What you have to do
Go through the material and pull out every line with the string "Humidity" in it.

Supplied information

════════

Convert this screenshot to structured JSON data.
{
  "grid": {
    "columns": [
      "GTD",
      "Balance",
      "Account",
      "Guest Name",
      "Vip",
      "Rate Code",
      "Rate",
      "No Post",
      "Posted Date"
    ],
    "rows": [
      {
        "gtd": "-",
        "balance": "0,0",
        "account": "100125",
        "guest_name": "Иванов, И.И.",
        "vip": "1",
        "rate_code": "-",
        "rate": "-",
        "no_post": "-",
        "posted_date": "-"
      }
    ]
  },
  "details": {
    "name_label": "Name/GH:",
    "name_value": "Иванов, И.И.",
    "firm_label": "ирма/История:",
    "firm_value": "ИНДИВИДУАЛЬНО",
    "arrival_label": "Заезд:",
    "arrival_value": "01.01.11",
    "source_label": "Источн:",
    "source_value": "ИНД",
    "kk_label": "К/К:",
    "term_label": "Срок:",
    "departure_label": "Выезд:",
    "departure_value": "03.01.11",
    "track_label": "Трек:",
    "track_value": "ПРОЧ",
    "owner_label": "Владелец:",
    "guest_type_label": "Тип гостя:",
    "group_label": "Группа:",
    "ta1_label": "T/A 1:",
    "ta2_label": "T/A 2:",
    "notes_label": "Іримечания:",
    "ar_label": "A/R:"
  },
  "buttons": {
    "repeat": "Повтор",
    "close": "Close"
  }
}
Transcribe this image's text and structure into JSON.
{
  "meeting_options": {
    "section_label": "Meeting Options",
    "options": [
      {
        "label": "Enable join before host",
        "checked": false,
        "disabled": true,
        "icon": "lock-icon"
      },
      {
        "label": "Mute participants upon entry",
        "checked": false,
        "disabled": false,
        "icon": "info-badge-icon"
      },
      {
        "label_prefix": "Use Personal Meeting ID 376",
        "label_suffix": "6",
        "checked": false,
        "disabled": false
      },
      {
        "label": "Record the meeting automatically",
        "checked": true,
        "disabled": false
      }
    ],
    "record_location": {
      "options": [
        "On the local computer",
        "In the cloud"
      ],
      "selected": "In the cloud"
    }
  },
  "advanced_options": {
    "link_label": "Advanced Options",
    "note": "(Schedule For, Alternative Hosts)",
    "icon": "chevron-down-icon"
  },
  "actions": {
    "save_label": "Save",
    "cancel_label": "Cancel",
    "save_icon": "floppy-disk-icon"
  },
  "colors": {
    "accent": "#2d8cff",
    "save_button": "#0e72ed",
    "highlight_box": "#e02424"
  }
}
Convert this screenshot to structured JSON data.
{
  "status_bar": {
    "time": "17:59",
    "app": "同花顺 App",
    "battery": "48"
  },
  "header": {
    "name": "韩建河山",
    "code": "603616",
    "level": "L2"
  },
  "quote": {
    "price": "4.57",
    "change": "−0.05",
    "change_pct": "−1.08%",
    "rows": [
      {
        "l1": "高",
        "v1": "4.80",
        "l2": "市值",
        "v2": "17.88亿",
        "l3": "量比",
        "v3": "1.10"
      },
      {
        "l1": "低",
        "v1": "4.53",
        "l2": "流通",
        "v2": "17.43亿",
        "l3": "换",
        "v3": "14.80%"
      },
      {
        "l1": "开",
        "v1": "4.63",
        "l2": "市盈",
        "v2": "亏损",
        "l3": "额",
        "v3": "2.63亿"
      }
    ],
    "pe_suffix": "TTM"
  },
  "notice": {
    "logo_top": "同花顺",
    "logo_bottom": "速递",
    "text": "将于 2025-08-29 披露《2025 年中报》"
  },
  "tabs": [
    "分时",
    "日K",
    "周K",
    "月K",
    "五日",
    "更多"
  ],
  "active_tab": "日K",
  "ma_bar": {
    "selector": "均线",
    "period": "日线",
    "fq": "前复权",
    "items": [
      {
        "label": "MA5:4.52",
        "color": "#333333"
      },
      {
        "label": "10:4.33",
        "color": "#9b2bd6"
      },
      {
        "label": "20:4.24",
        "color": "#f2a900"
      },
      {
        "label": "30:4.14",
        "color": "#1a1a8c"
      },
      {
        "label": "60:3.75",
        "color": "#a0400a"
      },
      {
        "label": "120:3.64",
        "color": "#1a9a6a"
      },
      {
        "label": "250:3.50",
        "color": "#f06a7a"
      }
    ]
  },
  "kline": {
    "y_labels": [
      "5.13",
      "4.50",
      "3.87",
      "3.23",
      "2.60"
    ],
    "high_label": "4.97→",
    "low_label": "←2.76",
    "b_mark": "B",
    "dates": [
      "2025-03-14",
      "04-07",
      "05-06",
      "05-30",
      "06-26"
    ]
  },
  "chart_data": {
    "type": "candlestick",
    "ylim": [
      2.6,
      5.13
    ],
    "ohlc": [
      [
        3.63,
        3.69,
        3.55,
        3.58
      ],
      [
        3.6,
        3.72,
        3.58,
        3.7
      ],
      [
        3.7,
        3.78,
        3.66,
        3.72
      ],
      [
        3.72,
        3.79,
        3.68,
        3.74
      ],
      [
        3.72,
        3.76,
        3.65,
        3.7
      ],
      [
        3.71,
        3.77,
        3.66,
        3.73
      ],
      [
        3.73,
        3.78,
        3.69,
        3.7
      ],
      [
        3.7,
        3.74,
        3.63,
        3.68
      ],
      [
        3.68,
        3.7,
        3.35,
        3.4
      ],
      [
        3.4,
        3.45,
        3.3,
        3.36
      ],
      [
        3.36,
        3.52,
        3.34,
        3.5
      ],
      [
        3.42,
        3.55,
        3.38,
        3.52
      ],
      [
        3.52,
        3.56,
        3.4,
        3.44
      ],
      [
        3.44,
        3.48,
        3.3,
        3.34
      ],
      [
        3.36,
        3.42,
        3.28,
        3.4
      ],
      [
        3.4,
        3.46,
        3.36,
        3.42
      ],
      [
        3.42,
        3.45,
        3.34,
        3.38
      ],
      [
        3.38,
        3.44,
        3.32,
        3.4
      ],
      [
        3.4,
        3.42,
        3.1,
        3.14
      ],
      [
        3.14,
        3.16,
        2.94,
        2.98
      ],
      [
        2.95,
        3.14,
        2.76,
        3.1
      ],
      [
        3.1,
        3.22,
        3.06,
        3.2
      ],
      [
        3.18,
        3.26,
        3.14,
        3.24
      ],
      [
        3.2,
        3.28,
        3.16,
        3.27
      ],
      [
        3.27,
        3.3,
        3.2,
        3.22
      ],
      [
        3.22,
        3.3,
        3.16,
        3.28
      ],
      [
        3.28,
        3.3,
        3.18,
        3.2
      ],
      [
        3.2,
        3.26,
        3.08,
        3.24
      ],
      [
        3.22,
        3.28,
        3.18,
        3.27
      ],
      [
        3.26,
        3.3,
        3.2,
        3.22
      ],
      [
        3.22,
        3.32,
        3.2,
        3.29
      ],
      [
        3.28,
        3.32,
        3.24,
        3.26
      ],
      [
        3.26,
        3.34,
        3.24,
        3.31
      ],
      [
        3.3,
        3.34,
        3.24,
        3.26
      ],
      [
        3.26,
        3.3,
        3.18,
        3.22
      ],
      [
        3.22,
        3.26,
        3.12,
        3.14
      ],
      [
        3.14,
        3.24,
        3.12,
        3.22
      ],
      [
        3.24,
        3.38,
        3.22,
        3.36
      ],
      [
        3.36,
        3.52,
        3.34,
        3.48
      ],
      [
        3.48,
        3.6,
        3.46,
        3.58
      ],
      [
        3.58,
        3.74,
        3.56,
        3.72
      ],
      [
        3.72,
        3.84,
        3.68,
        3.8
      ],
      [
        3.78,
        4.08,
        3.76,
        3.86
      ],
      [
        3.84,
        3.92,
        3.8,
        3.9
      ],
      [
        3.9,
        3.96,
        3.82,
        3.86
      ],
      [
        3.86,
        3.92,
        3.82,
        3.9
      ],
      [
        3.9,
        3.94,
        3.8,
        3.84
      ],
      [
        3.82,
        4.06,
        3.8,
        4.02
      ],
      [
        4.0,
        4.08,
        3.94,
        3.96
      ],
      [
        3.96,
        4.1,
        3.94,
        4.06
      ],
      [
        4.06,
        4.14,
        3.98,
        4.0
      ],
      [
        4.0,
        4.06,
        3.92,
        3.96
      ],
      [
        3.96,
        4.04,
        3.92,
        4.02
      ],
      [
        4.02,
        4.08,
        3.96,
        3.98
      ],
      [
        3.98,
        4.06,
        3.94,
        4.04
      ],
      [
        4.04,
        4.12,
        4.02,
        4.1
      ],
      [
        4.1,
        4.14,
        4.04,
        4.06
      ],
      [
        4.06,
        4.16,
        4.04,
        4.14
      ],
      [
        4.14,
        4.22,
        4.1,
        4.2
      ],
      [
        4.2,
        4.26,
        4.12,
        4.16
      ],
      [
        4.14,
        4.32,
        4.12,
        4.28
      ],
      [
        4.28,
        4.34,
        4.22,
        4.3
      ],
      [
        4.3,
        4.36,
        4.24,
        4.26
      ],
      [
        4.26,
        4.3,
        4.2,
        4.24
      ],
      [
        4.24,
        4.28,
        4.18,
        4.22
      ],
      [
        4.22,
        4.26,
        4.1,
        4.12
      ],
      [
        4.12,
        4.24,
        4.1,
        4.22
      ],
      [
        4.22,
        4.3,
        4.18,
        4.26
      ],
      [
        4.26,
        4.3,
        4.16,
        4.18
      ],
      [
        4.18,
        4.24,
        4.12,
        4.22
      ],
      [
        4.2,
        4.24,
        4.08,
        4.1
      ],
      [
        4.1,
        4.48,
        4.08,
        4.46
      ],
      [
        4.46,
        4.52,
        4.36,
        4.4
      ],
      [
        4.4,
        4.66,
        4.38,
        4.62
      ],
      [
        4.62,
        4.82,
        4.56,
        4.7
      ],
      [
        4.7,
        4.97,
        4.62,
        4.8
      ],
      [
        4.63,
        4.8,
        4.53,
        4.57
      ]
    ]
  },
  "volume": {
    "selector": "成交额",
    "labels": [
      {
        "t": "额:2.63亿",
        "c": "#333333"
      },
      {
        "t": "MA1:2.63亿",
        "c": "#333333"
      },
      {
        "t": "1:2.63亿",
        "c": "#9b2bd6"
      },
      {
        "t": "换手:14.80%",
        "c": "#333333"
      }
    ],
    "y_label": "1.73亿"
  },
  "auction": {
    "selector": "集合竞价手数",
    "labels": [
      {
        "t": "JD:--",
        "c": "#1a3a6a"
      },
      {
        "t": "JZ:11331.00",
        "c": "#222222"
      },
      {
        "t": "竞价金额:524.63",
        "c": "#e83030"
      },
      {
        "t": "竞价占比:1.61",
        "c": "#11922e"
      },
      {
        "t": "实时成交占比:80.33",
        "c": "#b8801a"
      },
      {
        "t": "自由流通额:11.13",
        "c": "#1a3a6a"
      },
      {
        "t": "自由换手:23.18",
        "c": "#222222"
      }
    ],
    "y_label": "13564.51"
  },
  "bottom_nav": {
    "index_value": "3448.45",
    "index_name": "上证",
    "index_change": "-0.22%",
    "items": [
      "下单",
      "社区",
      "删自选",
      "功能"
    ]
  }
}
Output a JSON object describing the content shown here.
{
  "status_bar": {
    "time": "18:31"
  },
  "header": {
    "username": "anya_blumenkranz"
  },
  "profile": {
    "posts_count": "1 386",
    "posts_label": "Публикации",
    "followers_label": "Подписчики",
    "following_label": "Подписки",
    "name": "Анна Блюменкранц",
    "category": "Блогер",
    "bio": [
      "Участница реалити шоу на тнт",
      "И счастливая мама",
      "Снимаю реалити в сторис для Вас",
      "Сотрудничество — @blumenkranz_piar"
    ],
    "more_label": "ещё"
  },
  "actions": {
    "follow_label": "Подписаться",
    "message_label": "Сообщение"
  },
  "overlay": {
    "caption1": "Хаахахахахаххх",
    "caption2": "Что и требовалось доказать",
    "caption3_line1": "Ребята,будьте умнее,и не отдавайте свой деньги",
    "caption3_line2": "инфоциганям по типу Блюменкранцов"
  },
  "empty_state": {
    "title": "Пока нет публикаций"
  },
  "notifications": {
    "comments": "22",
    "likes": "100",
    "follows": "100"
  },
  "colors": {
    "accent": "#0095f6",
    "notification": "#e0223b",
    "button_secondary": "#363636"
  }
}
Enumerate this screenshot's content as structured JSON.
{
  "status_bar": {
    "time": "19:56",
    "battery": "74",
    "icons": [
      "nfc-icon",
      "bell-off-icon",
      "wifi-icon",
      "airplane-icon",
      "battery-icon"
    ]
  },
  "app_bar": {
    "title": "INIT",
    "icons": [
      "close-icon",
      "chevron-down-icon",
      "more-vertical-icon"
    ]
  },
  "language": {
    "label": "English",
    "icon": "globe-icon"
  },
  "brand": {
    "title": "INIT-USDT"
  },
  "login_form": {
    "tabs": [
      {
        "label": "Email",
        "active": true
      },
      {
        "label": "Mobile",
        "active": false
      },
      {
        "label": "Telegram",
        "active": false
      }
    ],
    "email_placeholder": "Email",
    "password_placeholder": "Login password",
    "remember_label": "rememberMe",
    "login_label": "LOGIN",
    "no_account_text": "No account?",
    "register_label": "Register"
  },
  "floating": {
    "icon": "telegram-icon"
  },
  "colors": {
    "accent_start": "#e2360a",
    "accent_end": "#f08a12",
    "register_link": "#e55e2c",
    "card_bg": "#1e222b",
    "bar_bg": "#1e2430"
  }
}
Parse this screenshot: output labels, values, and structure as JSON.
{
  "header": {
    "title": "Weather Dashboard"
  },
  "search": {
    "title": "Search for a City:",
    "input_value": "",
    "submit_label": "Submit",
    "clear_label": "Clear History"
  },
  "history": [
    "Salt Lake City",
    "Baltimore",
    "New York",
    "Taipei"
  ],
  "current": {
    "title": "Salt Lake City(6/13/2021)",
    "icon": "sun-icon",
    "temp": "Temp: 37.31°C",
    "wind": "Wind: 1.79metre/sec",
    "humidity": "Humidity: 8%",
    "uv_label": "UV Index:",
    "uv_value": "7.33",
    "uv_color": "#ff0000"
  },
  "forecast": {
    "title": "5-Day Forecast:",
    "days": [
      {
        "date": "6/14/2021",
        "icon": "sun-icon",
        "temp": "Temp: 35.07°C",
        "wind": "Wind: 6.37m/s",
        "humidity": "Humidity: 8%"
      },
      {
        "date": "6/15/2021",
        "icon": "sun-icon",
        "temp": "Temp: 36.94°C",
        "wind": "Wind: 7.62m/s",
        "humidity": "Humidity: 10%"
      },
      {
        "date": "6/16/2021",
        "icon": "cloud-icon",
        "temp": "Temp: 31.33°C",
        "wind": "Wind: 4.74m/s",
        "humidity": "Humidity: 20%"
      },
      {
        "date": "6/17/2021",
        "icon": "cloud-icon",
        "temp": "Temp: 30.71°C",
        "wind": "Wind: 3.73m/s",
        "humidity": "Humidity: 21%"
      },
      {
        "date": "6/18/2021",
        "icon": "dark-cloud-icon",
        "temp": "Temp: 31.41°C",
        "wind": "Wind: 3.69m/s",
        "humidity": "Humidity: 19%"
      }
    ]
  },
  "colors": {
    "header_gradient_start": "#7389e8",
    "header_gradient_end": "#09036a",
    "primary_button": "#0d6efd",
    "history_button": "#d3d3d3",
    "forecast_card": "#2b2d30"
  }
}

════════

Right answer
    "humidity": "Humidity: 8%",
        "humidity": "Humidity: 8%"
        "humidity": "Humidity: 10%"
        "humidity": "Humidity: 20%"
        "humidity": "Humidity: 21%"
        "humidity": "Humidity: 19%"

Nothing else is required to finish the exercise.